## Stored records
⟨
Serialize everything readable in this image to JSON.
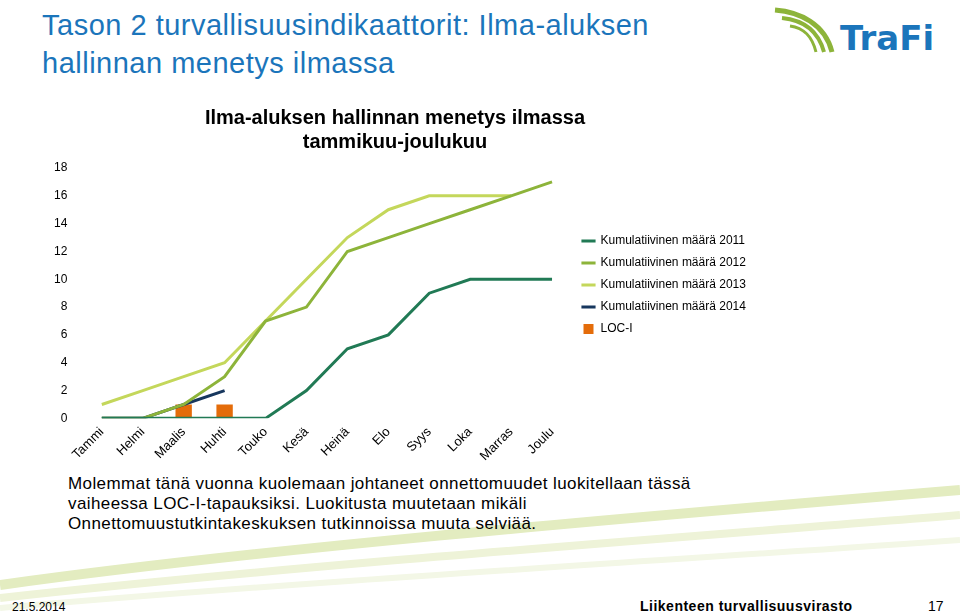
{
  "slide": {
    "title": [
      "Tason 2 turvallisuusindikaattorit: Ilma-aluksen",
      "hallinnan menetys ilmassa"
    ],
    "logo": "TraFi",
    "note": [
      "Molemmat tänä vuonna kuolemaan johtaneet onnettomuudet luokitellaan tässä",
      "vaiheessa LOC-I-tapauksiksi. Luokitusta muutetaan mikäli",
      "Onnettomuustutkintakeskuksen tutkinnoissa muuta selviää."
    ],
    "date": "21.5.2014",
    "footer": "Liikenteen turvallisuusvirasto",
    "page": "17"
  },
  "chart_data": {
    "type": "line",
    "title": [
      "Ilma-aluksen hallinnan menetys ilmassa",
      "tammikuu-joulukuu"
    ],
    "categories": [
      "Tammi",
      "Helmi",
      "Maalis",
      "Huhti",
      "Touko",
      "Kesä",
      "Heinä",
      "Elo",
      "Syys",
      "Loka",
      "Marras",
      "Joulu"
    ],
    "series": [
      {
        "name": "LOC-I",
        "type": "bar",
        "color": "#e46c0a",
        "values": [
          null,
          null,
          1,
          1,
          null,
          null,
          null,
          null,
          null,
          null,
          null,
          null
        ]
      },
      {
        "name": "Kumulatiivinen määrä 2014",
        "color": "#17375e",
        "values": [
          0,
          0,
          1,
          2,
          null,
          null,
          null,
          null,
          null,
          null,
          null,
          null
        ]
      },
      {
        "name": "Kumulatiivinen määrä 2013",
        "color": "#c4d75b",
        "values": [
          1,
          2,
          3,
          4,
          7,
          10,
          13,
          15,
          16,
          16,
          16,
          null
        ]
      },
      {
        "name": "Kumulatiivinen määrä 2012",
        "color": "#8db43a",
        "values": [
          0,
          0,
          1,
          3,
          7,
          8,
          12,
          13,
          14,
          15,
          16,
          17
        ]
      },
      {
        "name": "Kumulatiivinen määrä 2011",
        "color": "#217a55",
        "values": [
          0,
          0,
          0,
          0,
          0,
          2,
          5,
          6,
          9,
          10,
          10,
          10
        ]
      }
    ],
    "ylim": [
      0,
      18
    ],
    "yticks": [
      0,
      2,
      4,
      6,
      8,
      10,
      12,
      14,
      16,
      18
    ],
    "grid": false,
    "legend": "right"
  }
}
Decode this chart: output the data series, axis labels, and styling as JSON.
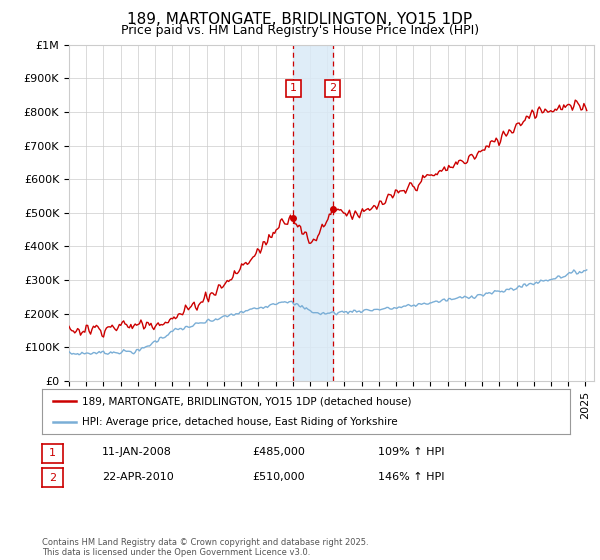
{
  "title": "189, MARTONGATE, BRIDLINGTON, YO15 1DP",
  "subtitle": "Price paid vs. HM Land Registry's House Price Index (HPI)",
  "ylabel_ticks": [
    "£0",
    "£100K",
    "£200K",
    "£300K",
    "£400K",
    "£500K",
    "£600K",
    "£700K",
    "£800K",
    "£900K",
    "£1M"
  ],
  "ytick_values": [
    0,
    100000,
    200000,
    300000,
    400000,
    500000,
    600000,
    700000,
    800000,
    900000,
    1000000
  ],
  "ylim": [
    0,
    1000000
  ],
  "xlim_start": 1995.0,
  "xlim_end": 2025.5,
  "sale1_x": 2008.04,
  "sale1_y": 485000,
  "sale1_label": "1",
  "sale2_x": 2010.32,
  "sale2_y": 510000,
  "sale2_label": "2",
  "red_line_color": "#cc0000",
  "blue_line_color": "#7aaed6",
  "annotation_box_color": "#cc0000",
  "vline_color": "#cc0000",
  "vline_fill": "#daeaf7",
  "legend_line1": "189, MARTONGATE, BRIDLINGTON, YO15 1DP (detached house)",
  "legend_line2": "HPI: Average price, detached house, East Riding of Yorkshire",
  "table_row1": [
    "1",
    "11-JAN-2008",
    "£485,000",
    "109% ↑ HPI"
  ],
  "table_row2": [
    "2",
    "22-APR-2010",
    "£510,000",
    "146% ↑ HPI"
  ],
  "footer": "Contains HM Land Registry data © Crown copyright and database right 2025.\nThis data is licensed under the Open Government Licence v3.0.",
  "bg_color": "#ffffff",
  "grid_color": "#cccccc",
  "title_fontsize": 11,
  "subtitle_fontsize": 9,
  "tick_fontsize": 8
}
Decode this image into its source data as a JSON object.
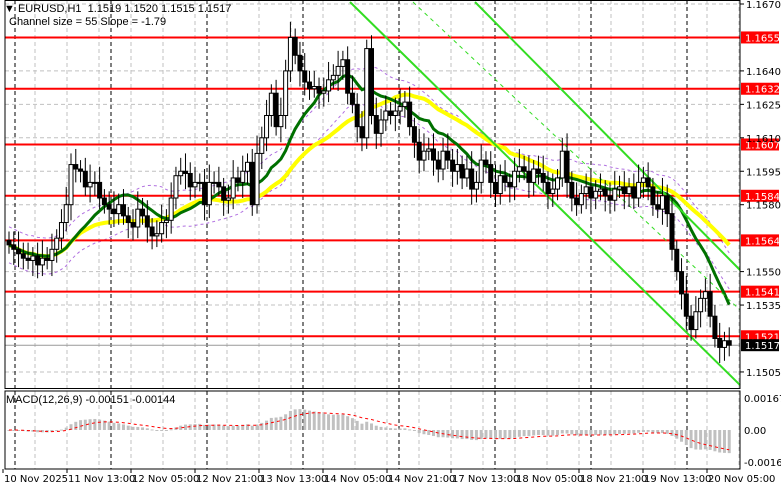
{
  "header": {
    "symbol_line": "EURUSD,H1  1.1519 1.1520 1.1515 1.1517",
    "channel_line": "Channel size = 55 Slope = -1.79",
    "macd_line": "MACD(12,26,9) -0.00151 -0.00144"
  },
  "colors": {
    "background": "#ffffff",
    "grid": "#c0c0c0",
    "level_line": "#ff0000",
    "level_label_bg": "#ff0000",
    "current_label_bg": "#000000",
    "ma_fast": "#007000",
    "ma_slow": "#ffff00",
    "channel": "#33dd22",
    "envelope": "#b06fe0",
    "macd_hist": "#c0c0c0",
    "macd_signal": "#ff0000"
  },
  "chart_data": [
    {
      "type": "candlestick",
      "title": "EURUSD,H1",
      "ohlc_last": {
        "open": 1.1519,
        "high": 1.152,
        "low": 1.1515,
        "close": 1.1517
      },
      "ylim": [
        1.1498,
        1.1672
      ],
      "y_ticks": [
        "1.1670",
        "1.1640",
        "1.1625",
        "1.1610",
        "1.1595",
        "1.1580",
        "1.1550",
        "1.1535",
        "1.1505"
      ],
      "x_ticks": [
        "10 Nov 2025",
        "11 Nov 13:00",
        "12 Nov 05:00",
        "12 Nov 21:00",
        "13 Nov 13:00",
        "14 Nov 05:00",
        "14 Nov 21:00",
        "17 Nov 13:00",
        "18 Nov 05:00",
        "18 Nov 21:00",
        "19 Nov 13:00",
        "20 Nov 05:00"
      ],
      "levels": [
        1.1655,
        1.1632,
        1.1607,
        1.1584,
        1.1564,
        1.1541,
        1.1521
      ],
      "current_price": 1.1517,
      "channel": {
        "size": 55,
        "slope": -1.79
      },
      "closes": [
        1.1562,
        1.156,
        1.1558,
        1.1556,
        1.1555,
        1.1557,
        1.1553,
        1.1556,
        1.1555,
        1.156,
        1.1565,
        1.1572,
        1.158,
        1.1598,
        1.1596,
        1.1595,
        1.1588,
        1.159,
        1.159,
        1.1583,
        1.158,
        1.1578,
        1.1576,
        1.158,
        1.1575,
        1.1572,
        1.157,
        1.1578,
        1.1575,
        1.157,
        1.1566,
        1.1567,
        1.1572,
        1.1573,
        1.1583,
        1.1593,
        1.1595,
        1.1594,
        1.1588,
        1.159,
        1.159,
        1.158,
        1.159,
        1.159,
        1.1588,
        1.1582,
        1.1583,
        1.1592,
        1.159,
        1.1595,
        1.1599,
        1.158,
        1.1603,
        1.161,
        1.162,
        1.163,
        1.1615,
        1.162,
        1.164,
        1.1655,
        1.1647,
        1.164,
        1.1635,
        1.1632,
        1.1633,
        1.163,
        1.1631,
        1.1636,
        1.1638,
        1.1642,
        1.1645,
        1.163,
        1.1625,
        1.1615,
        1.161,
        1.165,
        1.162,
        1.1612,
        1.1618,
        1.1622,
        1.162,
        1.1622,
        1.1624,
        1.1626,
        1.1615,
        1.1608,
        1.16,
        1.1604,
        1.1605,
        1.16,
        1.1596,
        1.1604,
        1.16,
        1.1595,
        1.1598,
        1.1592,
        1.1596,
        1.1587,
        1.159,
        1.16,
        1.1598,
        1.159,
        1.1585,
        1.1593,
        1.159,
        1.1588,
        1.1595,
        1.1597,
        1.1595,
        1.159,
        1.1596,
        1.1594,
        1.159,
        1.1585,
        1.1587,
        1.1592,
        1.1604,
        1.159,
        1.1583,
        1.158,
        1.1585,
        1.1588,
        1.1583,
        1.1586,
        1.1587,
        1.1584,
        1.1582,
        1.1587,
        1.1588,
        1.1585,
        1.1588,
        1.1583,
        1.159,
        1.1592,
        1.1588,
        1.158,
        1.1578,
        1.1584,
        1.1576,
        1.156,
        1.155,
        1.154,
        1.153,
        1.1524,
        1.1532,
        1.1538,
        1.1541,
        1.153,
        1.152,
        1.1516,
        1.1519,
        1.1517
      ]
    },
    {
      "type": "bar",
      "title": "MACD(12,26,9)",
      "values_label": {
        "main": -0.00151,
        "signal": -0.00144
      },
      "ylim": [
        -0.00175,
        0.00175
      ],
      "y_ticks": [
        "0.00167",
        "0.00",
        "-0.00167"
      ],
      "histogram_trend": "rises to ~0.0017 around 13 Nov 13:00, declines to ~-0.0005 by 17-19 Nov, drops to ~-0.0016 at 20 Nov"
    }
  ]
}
⟩
⟨
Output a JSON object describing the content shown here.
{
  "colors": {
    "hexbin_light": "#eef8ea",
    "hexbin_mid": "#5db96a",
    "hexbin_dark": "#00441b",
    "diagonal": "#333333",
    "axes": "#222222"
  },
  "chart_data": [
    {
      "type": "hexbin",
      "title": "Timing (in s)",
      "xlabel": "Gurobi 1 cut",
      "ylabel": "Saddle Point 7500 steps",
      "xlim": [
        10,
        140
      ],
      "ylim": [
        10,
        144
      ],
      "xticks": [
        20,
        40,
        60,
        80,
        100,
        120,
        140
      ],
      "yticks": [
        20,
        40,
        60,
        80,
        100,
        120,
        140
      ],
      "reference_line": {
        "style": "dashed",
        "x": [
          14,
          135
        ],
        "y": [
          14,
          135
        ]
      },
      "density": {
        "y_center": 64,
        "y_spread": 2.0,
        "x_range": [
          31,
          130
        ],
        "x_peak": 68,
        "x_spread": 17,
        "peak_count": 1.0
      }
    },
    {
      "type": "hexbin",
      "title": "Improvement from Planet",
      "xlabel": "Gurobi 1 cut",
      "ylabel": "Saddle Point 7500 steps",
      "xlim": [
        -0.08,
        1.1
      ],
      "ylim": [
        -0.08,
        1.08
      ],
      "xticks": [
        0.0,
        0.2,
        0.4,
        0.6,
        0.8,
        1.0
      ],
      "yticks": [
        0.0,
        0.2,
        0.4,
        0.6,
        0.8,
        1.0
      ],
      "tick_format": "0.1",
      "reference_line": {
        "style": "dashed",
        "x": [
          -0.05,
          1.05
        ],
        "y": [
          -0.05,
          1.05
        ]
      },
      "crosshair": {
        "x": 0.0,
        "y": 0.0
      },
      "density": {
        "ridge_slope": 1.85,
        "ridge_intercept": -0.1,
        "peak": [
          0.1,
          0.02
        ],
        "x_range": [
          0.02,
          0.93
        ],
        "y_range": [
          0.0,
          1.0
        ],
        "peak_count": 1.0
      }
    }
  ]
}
⟩
## Set exercise
Copy every single line of the material above that holds "Registry".

## The reply
  "subtitle": "Price paid vs. HM Land Registry's House Price Index (HPI)",
  "footer": "Contains HM Land Registry data © Crown copyright and database right 2025.\nThis data is licensed under the Open Government Licence v3.0.",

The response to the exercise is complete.